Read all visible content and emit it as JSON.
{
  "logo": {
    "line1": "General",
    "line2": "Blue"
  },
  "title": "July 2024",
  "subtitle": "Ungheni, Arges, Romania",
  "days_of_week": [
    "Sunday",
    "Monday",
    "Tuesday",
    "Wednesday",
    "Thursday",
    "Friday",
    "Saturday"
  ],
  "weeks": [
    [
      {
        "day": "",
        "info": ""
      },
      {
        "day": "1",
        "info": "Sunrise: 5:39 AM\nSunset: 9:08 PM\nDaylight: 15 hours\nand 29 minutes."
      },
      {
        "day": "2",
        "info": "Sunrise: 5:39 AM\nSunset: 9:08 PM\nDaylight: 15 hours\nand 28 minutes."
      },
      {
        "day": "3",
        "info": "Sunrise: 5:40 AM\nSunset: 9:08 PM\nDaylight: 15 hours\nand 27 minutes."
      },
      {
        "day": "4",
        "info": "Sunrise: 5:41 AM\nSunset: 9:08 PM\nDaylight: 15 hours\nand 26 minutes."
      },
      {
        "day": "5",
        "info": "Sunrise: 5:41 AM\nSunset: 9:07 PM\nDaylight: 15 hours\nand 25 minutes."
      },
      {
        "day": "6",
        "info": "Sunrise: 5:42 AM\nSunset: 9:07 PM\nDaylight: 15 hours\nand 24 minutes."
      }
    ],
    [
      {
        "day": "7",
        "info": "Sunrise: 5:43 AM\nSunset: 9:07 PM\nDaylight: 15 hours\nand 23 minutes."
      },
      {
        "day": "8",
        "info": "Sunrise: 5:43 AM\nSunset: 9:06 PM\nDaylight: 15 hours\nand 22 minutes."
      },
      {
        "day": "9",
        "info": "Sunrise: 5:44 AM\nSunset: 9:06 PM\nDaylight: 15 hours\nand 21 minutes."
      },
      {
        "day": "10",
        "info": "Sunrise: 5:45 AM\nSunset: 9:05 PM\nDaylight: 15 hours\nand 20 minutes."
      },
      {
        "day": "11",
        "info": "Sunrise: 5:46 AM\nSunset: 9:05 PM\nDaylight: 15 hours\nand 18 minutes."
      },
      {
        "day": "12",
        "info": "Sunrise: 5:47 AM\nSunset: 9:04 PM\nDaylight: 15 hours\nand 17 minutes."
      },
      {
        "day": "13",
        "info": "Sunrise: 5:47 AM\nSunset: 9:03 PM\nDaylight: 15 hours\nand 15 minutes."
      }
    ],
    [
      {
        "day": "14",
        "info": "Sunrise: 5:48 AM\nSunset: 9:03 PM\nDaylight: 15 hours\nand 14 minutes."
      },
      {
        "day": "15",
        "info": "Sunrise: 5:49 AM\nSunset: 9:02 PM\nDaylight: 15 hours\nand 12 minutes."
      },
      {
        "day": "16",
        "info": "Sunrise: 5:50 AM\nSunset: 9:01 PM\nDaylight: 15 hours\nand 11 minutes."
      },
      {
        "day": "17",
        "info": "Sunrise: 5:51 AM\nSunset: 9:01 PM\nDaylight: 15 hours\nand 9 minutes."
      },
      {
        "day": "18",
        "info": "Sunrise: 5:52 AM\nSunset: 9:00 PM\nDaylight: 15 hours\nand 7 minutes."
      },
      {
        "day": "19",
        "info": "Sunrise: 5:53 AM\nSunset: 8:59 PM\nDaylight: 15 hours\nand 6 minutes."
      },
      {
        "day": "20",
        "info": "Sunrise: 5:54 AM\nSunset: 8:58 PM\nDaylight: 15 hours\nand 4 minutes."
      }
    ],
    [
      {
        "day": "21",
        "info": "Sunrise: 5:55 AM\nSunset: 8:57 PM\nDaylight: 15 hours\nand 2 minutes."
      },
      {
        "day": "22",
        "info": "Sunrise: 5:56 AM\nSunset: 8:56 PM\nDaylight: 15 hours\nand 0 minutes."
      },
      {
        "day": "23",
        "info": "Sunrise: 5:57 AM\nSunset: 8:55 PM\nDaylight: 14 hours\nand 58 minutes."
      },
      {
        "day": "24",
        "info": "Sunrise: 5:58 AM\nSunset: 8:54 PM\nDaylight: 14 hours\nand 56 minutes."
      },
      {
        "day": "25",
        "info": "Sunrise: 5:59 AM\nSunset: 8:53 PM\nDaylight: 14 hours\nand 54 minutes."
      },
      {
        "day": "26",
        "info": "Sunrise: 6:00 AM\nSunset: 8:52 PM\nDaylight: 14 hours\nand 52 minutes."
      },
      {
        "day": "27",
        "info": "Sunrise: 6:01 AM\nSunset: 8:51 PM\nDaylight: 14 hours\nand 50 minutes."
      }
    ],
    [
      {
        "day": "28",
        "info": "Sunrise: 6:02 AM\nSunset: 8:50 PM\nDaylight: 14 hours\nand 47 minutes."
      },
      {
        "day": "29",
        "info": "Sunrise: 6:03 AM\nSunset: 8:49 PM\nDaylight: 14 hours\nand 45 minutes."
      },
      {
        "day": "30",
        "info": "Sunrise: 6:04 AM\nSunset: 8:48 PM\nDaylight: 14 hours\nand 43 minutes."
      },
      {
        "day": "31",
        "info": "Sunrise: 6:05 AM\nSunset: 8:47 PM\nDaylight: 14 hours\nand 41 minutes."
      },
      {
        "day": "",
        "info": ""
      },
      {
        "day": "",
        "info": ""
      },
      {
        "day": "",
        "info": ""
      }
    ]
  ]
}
__________
Written request ▸ Every record above should be output exactly.

Answer to this problem ▸
Read all visible content and emit it as JSON.
{
  "logo": {
    "line1": "General",
    "line2": "Blue"
  },
  "title": "July 2024",
  "subtitle": "Ungheni, Arges, Romania",
  "days_of_week": [
    "Sunday",
    "Monday",
    "Tuesday",
    "Wednesday",
    "Thursday",
    "Friday",
    "Saturday"
  ],
  "weeks": [
    [
      {
        "day": "",
        "info": ""
      },
      {
        "day": "1",
        "info": "Sunrise: 5:39 AM\nSunset: 9:08 PM\nDaylight: 15 hours\nand 29 minutes."
      },
      {
        "day": "2",
        "info": "Sunrise: 5:39 AM\nSunset: 9:08 PM\nDaylight: 15 hours\nand 28 minutes."
      },
      {
        "day": "3",
        "info": "Sunrise: 5:40 AM\nSunset: 9:08 PM\nDaylight: 15 hours\nand 27 minutes."
      },
      {
        "day": "4",
        "info": "Sunrise: 5:41 AM\nSunset: 9:08 PM\nDaylight: 15 hours\nand 26 minutes."
      },
      {
        "day": "5",
        "info": "Sunrise: 5:41 AM\nSunset: 9:07 PM\nDaylight: 15 hours\nand 25 minutes."
      },
      {
        "day": "6",
        "info": "Sunrise: 5:42 AM\nSunset: 9:07 PM\nDaylight: 15 hours\nand 24 minutes."
      }
    ],
    [
      {
        "day": "7",
        "info": "Sunrise: 5:43 AM\nSunset: 9:07 PM\nDaylight: 15 hours\nand 23 minutes."
      },
      {
        "day": "8",
        "info": "Sunrise: 5:43 AM\nSunset: 9:06 PM\nDaylight: 15 hours\nand 22 minutes."
      },
      {
        "day": "9",
        "info": "Sunrise: 5:44 AM\nSunset: 9:06 PM\nDaylight: 15 hours\nand 21 minutes."
      },
      {
        "day": "10",
        "info": "Sunrise: 5:45 AM\nSunset: 9:05 PM\nDaylight: 15 hours\nand 20 minutes."
      },
      {
        "day": "11",
        "info": "Sunrise: 5:46 AM\nSunset: 9:05 PM\nDaylight: 15 hours\nand 18 minutes."
      },
      {
        "day": "12",
        "info": "Sunrise: 5:47 AM\nSunset: 9:04 PM\nDaylight: 15 hours\nand 17 minutes."
      },
      {
        "day": "13",
        "info": "Sunrise: 5:47 AM\nSunset: 9:03 PM\nDaylight: 15 hours\nand 15 minutes."
      }
    ],
    [
      {
        "day": "14",
        "info": "Sunrise: 5:48 AM\nSunset: 9:03 PM\nDaylight: 15 hours\nand 14 minutes."
      },
      {
        "day": "15",
        "info": "Sunrise: 5:49 AM\nSunset: 9:02 PM\nDaylight: 15 hours\nand 12 minutes."
      },
      {
        "day": "16",
        "info": "Sunrise: 5:50 AM\nSunset: 9:01 PM\nDaylight: 15 hours\nand 11 minutes."
      },
      {
        "day": "17",
        "info": "Sunrise: 5:51 AM\nSunset: 9:01 PM\nDaylight: 15 hours\nand 9 minutes."
      },
      {
        "day": "18",
        "info": "Sunrise: 5:52 AM\nSunset: 9:00 PM\nDaylight: 15 hours\nand 7 minutes."
      },
      {
        "day": "19",
        "info": "Sunrise: 5:53 AM\nSunset: 8:59 PM\nDaylight: 15 hours\nand 6 minutes."
      },
      {
        "day": "20",
        "info": "Sunrise: 5:54 AM\nSunset: 8:58 PM\nDaylight: 15 hours\nand 4 minutes."
      }
    ],
    [
      {
        "day": "21",
        "info": "Sunrise: 5:55 AM\nSunset: 8:57 PM\nDaylight: 15 hours\nand 2 minutes."
      },
      {
        "day": "22",
        "info": "Sunrise: 5:56 AM\nSunset: 8:56 PM\nDaylight: 15 hours\nand 0 minutes."
      },
      {
        "day": "23",
        "info": "Sunrise: 5:57 AM\nSunset: 8:55 PM\nDaylight: 14 hours\nand 58 minutes."
      },
      {
        "day": "24",
        "info": "Sunrise: 5:58 AM\nSunset: 8:54 PM\nDaylight: 14 hours\nand 56 minutes."
      },
      {
        "day": "25",
        "info": "Sunrise: 5:59 AM\nSunset: 8:53 PM\nDaylight: 14 hours\nand 54 minutes."
      },
      {
        "day": "26",
        "info": "Sunrise: 6:00 AM\nSunset: 8:52 PM\nDaylight: 14 hours\nand 52 minutes."
      },
      {
        "day": "27",
        "info": "Sunrise: 6:01 AM\nSunset: 8:51 PM\nDaylight: 14 hours\nand 50 minutes."
      }
    ],
    [
      {
        "day": "28",
        "info": "Sunrise: 6:02 AM\nSunset: 8:50 PM\nDaylight: 14 hours\nand 47 minutes."
      },
      {
        "day": "29",
        "info": "Sunrise: 6:03 AM\nSunset: 8:49 PM\nDaylight: 14 hours\nand 45 minutes."
      },
      {
        "day": "30",
        "info": "Sunrise: 6:04 AM\nSunset: 8:48 PM\nDaylight: 14 hours\nand 43 minutes."
      },
      {
        "day": "31",
        "info": "Sunrise: 6:05 AM\nSunset: 8:47 PM\nDaylight: 14 hours\nand 41 minutes."
      },
      {
        "day": "",
        "info": ""
      },
      {
        "day": "",
        "info": ""
      },
      {
        "day": "",
        "info": ""
      }
    ]
  ]
}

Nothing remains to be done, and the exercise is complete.